- **What the task asks**:
Pull out every line from the listing that has the word "台区编号".

Records from a collection:
— Start —
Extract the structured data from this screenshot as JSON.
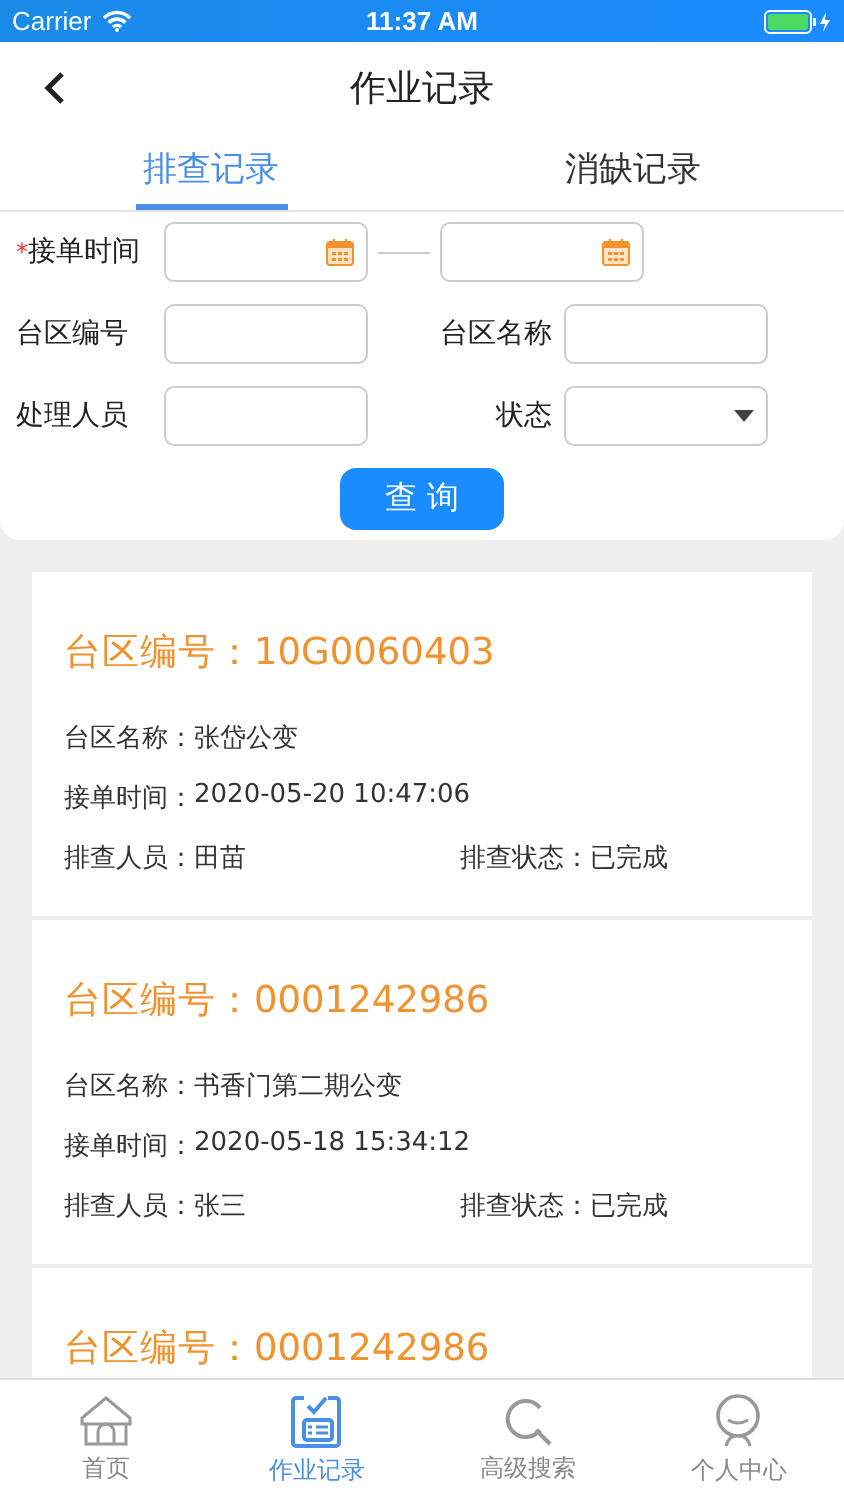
{
  "status_bar": {
    "carrier": "Carrier",
    "time": "11:37 AM"
  },
  "header": {
    "title": "作业记录"
  },
  "tabs": [
    {
      "label": "排查记录",
      "selected": true
    },
    {
      "label": "消缺记录",
      "selected": false
    }
  ],
  "filters": [
    {
      "label": "接单时间",
      "required_mark": "*",
      "kind": "date_range"
    },
    {
      "label": "台区编号",
      "kind": "text"
    },
    {
      "label": "台区名称",
      "kind": "text"
    },
    {
      "label": "处理人员",
      "kind": "text"
    },
    {
      "label": "状态",
      "kind": "select"
    }
  ],
  "search_button": "查 询",
  "records": [
    {
      "title": "台区编号：10G0060403",
      "rows": [
        [
          {
            "label": "台区名称：",
            "value": "张岱公变"
          }
        ],
        [
          {
            "label": "接单时间：",
            "value": "2020-05-20 10:47:06"
          }
        ],
        [
          {
            "label": "排查人员：",
            "value": "田苗"
          },
          {
            "label": "排查状态：",
            "value": "已完成"
          }
        ]
      ]
    },
    {
      "title": "台区编号：0001242986",
      "rows": [
        [
          {
            "label": "台区名称：",
            "value": "书香门第二期公变"
          }
        ],
        [
          {
            "label": "接单时间：",
            "value": "2020-05-18 15:34:12"
          }
        ],
        [
          {
            "label": "排查人员：",
            "value": "张三"
          },
          {
            "label": "排查状态：",
            "value": "已完成"
          }
        ]
      ]
    },
    {
      "title": "台区编号：0001242986"
    }
  ],
  "bottom_nav": [
    {
      "label": "首页",
      "kind": "home",
      "selected": false
    },
    {
      "label": "作业记录",
      "kind": "records",
      "selected": true
    },
    {
      "label": "高级搜索",
      "kind": "search",
      "selected": false
    },
    {
      "label": "个人中心",
      "kind": "person",
      "selected": false
    }
  ]
}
— End —
- **Exercise response**:
      "label": "台区编号",
      "title": "台区编号：10G0060403",
      "title": "台区编号：0001242986",
      "title": "台区编号：0001242986"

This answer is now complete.